● Work to be completed
Below are the records. List every line holding the word "link".

● Task data
▬▬▬

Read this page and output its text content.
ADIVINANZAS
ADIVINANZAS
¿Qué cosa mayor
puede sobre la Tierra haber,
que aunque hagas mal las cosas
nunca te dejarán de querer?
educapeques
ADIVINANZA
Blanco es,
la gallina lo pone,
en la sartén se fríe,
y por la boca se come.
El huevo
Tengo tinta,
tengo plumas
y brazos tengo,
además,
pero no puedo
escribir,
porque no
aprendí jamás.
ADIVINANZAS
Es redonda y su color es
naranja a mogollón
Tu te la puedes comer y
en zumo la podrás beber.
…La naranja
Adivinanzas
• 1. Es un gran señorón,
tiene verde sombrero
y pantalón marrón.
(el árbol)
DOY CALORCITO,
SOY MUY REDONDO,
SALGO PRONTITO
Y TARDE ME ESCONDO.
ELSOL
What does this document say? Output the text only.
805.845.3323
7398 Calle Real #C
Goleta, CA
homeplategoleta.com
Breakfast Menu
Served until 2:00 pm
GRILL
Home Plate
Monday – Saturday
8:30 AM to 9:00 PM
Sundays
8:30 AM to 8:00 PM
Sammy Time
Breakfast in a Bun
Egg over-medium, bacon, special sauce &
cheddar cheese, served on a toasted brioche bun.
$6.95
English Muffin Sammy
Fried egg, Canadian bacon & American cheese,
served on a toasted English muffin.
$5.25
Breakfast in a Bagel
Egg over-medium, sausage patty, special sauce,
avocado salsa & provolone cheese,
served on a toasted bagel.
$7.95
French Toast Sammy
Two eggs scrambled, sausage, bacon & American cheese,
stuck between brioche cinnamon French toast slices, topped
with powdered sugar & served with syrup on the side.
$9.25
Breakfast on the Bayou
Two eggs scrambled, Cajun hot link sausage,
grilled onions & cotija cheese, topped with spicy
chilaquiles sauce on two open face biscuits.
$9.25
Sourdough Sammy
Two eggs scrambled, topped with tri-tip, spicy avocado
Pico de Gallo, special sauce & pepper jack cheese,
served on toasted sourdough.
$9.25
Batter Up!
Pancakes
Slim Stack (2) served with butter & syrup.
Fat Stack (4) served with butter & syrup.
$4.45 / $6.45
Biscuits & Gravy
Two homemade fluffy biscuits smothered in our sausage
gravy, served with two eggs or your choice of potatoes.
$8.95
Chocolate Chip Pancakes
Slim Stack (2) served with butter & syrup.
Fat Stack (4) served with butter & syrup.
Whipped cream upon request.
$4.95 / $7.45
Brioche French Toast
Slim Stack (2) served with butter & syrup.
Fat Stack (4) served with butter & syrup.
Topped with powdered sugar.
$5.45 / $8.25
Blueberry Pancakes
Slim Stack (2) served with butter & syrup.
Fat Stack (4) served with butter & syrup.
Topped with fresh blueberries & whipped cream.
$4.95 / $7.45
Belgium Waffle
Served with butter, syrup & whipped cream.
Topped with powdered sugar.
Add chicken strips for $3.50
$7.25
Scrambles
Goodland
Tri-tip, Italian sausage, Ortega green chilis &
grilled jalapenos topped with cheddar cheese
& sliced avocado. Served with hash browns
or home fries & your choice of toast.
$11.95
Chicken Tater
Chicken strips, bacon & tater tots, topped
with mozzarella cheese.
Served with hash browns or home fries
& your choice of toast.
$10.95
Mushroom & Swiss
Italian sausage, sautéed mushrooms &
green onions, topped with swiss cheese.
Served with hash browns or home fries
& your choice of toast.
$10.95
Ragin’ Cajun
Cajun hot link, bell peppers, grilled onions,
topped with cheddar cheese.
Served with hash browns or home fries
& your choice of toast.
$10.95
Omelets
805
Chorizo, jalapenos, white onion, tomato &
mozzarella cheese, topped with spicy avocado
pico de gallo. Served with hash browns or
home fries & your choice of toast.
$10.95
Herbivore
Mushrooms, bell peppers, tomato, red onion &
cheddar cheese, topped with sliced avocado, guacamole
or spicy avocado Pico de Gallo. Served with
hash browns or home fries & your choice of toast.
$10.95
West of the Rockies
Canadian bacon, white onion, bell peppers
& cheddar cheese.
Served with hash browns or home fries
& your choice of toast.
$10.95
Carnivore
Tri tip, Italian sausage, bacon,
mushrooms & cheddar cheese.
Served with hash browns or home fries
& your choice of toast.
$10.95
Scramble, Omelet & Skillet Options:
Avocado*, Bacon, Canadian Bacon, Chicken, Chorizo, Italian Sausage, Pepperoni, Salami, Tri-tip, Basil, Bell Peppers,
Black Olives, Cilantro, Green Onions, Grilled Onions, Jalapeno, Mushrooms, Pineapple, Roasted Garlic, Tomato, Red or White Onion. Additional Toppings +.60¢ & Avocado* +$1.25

▬▬▬

● Output of the exercise
Two eggs scrambled, Cajun hot link sausage,
Cajun hot link, bell peppers, grilled onions,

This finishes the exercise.